Real-world: Major streaming platforms (Disney+, HBO Max) use multi-CDN with intelligent traffic steering. Fallback happens within seconds of degradation detection.

Failure Modes and Edge Cases

Cache Stampede (Thundering Herd)

Scenario: A popular cache entry expires. Thousands of simultaneous requests all see a cache miss and hit the origin in parallel. The classic literature traces back to Facebook’s 2010 memcache leases work (USENIX NSDI 2013) and the probabilistic-early-recomputation algorithm by Vattani et al.

Worked example. Suppose a homepage fragment normally has a 98 % cache hit ratio at 1 M requests/min. Origin sees ~20 k requests/min. The fragment expires globally at the same instant; the next minute every request is a miss until the new copy is cached. Origin sees ~50× its baseline load, often enough to push it past its tail-latency cliff.

=== Extracted records ===
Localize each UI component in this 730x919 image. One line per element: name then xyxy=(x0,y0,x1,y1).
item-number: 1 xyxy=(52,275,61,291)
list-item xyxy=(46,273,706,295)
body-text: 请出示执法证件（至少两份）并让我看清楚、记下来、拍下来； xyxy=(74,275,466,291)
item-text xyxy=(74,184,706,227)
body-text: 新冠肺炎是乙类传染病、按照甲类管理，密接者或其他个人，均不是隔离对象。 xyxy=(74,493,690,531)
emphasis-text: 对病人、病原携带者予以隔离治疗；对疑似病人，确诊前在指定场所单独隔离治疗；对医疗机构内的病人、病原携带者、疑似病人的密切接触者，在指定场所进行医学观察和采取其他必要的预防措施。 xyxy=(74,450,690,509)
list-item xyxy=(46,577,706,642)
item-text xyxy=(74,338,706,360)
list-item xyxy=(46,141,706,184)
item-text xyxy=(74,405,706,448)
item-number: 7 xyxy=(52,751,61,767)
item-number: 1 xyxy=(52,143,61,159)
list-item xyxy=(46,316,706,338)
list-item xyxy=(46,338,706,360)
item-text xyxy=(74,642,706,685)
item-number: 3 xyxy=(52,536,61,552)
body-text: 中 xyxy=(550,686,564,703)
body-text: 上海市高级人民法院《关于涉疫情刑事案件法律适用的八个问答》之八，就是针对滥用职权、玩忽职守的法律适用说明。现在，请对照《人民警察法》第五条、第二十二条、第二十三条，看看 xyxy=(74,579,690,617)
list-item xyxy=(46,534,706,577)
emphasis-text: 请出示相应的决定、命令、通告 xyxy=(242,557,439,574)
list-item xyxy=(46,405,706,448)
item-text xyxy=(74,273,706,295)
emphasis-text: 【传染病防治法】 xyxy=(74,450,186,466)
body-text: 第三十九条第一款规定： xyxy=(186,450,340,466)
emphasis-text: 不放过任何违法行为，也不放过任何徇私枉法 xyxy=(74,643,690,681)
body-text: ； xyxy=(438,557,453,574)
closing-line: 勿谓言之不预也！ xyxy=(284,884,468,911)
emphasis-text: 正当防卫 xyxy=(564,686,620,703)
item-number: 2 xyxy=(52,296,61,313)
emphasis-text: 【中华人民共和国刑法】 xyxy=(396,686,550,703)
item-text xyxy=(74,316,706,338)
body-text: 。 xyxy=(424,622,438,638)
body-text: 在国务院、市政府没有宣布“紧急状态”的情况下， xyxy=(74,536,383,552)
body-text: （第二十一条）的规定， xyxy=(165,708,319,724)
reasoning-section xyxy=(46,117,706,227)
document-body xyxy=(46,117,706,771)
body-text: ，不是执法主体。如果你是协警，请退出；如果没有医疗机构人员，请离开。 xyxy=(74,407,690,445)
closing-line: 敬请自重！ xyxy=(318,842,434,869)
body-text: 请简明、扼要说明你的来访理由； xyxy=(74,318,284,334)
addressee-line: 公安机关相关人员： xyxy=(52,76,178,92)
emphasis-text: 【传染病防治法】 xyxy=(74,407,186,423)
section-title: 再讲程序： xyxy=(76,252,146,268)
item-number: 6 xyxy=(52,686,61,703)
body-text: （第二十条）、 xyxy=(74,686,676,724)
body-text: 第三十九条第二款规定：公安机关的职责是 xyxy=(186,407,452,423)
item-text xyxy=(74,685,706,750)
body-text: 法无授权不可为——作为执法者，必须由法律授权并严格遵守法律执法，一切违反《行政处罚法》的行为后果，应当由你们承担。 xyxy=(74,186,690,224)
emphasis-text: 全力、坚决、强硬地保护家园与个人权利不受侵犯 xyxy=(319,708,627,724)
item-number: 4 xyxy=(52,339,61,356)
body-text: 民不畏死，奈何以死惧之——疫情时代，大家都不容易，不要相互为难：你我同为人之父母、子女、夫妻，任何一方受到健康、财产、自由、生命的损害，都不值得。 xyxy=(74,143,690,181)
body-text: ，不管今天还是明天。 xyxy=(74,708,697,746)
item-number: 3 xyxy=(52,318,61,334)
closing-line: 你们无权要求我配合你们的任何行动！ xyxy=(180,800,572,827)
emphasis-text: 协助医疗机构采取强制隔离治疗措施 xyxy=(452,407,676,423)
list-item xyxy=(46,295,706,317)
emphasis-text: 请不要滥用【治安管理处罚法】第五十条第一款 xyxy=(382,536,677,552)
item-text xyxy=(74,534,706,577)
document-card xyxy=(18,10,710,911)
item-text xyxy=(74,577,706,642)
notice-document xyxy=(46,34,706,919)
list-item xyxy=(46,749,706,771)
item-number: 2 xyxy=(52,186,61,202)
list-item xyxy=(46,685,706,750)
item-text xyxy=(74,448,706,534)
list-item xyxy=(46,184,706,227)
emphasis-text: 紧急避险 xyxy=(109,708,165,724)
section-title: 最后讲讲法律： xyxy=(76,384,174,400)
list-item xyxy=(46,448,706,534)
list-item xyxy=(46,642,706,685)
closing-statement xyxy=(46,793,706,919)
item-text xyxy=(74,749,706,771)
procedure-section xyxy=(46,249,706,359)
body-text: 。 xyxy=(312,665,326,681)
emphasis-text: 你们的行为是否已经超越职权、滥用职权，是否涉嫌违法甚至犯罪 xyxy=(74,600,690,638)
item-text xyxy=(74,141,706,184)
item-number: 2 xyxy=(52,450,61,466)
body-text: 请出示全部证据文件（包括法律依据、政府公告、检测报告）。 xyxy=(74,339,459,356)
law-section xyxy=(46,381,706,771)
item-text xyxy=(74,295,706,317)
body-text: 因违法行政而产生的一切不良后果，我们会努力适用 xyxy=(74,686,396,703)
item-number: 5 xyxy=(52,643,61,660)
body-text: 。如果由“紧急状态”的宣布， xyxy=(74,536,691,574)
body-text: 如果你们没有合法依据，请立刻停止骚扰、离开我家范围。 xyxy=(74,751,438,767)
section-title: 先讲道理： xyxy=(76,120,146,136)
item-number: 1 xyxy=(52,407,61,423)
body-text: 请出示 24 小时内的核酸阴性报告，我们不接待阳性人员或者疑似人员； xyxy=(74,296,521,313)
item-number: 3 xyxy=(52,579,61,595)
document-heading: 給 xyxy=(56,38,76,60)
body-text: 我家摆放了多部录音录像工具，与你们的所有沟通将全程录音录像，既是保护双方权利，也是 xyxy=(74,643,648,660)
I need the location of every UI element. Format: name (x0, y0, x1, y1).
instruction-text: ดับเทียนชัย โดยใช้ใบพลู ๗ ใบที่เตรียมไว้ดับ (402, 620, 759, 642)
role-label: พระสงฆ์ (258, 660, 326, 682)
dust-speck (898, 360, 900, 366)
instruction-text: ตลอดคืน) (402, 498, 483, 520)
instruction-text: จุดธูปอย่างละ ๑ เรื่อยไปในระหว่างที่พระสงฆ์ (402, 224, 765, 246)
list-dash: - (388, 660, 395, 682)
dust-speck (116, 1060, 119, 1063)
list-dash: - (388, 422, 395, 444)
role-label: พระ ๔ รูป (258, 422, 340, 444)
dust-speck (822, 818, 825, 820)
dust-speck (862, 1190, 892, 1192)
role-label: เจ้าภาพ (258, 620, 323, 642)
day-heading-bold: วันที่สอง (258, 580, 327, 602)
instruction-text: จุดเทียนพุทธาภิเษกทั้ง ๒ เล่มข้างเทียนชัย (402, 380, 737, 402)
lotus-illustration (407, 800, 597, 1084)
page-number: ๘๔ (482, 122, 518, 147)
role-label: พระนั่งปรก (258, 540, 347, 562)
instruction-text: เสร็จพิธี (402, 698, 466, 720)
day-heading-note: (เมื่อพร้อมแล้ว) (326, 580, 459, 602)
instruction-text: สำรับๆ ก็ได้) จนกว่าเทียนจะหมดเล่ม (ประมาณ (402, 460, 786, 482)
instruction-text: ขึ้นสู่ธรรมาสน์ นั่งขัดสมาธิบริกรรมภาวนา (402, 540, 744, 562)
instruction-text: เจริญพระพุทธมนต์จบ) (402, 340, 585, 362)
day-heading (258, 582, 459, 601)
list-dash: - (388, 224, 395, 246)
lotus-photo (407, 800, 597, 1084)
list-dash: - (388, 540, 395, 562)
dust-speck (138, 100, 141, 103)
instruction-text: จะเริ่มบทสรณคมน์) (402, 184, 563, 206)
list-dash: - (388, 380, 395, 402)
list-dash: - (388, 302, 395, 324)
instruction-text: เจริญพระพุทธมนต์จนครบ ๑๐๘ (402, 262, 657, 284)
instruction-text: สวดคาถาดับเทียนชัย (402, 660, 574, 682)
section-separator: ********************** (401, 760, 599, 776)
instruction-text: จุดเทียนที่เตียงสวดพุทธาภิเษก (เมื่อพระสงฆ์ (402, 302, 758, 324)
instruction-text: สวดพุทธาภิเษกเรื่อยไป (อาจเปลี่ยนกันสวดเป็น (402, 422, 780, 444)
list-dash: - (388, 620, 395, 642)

=== Your tasks ===
- A) Translate into French this sentence from the text on cache stampedes: "Thousands of simultaneous requests all see a cache miss and hit the origin in parallel."
- B) Summarize the text on cache stampedes in two sentences.

=== Responses in order ===
- A) Des milliers de requêtes simultanées constatent toutes un défaut de cache et sollicitent l'origine en parallèle.

- B) A cache stampede occurs when a popular cache entry expires and thousands of simultaneous requests miss the cache and hit the origin in parallel. In the worked example, a homepage fragment with a 98 % hit ratio at 1 M requests per minute expires globally, and the origin goes from about 20 k requests per minute to roughly 50 times that baseline, often enough to push it past its tail-latency cliff.